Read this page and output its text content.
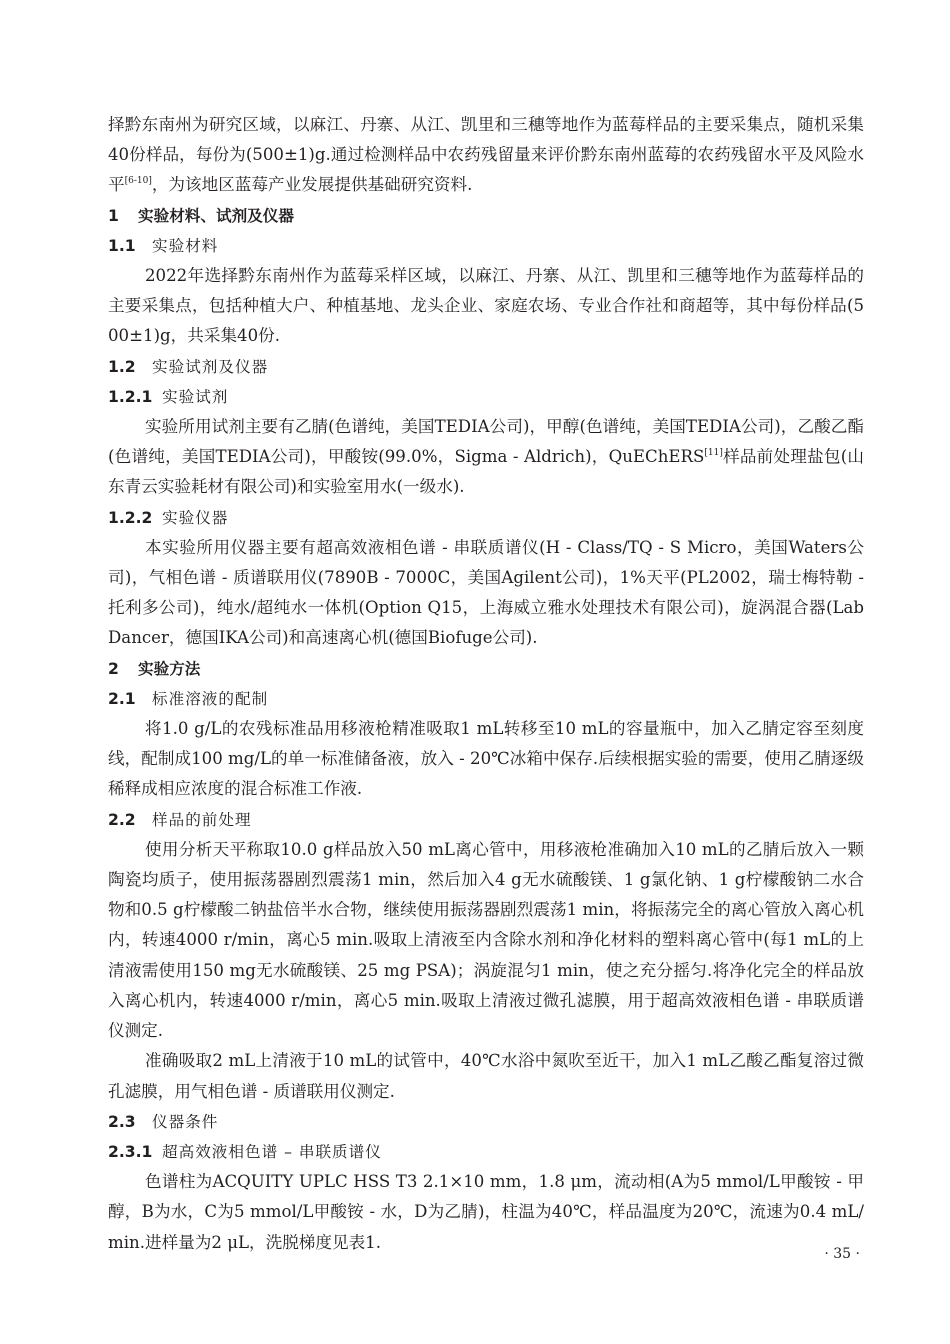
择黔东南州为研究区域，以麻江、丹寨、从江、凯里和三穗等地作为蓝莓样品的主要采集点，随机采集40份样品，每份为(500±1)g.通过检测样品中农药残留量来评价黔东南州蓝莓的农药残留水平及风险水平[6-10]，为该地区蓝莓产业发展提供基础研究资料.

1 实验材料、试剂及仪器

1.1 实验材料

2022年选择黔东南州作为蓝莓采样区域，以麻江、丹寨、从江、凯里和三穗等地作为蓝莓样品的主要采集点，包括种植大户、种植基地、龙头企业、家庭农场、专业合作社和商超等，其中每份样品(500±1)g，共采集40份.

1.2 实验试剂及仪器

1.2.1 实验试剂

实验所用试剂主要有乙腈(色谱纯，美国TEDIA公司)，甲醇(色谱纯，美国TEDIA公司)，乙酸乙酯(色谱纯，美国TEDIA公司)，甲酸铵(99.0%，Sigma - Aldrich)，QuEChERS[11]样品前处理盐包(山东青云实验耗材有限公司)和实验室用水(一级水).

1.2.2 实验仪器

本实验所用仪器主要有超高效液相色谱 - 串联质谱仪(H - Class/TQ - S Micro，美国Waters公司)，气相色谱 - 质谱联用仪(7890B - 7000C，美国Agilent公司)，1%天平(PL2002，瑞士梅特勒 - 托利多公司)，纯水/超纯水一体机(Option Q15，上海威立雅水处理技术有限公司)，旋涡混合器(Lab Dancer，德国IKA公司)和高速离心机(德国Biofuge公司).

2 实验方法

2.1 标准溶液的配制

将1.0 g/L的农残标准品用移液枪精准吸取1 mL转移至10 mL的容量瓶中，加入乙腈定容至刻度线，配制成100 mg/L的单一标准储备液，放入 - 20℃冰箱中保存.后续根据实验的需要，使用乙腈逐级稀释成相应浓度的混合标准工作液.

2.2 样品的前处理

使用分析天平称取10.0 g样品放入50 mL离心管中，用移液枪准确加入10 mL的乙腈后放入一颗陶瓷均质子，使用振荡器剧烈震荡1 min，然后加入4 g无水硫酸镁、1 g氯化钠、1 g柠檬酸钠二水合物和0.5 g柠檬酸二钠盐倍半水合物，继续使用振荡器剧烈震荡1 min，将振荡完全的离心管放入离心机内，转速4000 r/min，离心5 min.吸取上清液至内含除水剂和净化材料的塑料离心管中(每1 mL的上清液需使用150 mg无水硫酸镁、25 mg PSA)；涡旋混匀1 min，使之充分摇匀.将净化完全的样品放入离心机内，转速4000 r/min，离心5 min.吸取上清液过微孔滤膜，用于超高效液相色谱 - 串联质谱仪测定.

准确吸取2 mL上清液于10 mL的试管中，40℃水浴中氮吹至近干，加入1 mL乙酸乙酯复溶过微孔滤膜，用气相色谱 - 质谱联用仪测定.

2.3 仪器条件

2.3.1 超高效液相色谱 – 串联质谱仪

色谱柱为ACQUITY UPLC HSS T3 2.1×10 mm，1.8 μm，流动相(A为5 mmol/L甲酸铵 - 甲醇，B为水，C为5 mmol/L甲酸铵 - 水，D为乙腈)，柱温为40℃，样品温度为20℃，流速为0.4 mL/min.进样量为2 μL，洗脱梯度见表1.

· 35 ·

## Objective:
Please write out all the data again word for word, but not the pictures.

## Problem solution:
Read this page and output its text content.
择黔东南州为研究区域，以麻江、丹寨、从江、凯里和三穗等地作为蓝莓样品的主要采集点，随机采集40份样品，每份为(500±1)g.通过检测样品中农药残留量来评价黔东南州蓝莓的农药残留水平及风险水平[6-10]，为该地区蓝莓产业发展提供基础研究资料.

1 实验材料、试剂及仪器

1.1 实验材料

2022年选择黔东南州作为蓝莓采样区域，以麻江、丹寨、从江、凯里和三穗等地作为蓝莓样品的主要采集点，包括种植大户、种植基地、龙头企业、家庭农场、专业合作社和商超等，其中每份样品(500±1)g，共采集40份.

1.2 实验试剂及仪器

1.2.1 实验试剂

实验所用试剂主要有乙腈(色谱纯，美国TEDIA公司)，甲醇(色谱纯，美国TEDIA公司)，乙酸乙酯(色谱纯，美国TEDIA公司)，甲酸铵(99.0%，Sigma - Aldrich)，QuEChERS[11]样品前处理盐包(山东青云实验耗材有限公司)和实验室用水(一级水).

1.2.2 实验仪器

本实验所用仪器主要有超高效液相色谱 - 串联质谱仪(H - Class/TQ - S Micro，美国Waters公司)，气相色谱 - 质谱联用仪(7890B - 7000C，美国Agilent公司)，1%天平(PL2002，瑞士梅特勒 - 托利多公司)，纯水/超纯水一体机(Option Q15，上海威立雅水处理技术有限公司)，旋涡混合器(Lab Dancer，德国IKA公司)和高速离心机(德国Biofuge公司).

2 实验方法

2.1 标准溶液的配制

将1.0 g/L的农残标准品用移液枪精准吸取1 mL转移至10 mL的容量瓶中，加入乙腈定容至刻度线，配制成100 mg/L的单一标准储备液，放入 - 20℃冰箱中保存.后续根据实验的需要，使用乙腈逐级稀释成相应浓度的混合标准工作液.

2.2 样品的前处理

使用分析天平称取10.0 g样品放入50 mL离心管中，用移液枪准确加入10 mL的乙腈后放入一颗陶瓷均质子，使用振荡器剧烈震荡1 min，然后加入4 g无水硫酸镁、1 g氯化钠、1 g柠檬酸钠二水合物和0.5 g柠檬酸二钠盐倍半水合物，继续使用振荡器剧烈震荡1 min，将振荡完全的离心管放入离心机内，转速4000 r/min，离心5 min.吸取上清液至内含除水剂和净化材料的塑料离心管中(每1 mL的上清液需使用150 mg无水硫酸镁、25 mg PSA)；涡旋混匀1 min，使之充分摇匀.将净化完全的样品放入离心机内，转速4000 r/min，离心5 min.吸取上清液过微孔滤膜，用于超高效液相色谱 - 串联质谱仪测定.

准确吸取2 mL上清液于10 mL的试管中，40℃水浴中氮吹至近干，加入1 mL乙酸乙酯复溶过微孔滤膜，用气相色谱 - 质谱联用仪测定.

2.3 仪器条件

2.3.1 超高效液相色谱 – 串联质谱仪

色谱柱为ACQUITY UPLC HSS T3 2.1×10 mm，1.8 μm，流动相(A为5 mmol/L甲酸铵 - 甲醇，B为水，C为5 mmol/L甲酸铵 - 水，D为乙腈)，柱温为40℃，样品温度为20℃，流速为0.4 mL/min.进样量为2 μL，洗脱梯度见表1.

· 35 ·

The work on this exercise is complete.